* Short exercise: Determine how many lines below hold the string "text". Reply with the number alone.

* Source material:
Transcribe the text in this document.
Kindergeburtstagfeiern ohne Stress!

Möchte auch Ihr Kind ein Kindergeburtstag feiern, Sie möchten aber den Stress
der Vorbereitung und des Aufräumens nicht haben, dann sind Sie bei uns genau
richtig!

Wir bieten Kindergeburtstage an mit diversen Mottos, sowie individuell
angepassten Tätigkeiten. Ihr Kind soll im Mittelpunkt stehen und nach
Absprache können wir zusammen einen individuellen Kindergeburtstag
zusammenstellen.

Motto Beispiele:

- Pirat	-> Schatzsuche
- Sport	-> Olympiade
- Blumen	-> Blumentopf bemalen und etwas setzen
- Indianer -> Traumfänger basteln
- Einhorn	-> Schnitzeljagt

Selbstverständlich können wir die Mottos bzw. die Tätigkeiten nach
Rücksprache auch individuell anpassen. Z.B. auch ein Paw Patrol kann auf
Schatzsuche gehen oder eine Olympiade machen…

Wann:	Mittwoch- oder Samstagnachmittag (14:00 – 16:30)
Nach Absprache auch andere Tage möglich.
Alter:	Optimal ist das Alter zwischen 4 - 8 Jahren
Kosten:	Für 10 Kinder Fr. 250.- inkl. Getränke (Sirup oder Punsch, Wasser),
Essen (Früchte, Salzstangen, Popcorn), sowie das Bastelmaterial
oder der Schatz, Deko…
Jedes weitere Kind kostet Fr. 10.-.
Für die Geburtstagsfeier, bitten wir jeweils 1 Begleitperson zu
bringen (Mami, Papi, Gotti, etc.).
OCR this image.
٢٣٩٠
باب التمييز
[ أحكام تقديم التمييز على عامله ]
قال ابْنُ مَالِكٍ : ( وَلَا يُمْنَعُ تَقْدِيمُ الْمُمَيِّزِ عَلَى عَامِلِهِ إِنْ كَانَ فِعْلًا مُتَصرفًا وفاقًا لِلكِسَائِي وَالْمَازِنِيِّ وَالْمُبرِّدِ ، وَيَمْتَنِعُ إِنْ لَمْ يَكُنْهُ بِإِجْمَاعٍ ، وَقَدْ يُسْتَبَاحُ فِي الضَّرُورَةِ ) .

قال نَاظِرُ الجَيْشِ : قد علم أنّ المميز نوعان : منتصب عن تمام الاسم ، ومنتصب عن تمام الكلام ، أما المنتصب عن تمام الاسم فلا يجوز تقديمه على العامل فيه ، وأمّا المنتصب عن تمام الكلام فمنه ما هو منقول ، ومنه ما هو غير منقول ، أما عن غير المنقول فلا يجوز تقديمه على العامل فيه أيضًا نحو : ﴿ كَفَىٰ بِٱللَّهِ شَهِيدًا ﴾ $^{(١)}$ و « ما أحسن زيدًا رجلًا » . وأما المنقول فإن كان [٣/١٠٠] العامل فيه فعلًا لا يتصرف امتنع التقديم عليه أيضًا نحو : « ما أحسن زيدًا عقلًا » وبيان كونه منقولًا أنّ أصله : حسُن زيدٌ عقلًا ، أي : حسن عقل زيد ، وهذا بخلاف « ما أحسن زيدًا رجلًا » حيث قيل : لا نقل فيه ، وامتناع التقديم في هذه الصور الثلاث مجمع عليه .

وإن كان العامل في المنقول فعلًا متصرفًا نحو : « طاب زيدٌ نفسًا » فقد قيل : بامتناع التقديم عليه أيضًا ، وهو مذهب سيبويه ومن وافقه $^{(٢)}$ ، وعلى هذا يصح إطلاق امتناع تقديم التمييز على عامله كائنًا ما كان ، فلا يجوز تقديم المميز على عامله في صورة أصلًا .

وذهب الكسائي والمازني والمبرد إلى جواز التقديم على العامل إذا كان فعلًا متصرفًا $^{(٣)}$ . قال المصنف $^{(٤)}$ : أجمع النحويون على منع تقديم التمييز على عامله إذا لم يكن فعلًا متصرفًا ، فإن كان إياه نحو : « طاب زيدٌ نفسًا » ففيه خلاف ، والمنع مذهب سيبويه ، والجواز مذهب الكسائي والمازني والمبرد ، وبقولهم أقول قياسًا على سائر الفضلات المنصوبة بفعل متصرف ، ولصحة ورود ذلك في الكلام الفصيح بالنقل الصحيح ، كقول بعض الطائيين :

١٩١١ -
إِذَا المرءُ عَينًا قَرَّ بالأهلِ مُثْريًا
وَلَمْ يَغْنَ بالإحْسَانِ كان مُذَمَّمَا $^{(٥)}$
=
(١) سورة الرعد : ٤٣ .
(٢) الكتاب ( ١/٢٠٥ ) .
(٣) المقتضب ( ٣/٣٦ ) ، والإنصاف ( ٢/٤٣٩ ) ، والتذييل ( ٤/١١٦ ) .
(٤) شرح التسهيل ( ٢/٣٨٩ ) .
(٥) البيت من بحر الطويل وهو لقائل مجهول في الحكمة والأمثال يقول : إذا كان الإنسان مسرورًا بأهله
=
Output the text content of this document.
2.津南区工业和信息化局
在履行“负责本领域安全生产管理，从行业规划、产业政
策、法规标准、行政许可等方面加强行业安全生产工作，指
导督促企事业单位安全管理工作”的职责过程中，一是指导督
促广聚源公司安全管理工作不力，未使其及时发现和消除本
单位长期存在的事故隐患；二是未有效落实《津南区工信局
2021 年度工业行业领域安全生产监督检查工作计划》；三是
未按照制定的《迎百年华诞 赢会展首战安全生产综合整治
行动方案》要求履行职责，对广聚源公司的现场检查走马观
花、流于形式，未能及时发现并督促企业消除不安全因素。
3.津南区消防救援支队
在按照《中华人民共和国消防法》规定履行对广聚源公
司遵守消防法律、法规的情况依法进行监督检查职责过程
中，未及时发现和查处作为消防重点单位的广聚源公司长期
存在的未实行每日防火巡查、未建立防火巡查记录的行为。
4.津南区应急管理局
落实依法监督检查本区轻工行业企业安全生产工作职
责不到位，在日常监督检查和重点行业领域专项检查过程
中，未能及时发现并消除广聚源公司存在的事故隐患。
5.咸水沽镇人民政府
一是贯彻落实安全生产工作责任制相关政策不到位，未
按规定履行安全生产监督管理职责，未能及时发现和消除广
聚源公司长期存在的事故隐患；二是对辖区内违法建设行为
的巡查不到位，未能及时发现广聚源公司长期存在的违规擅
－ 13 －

* Task response: 2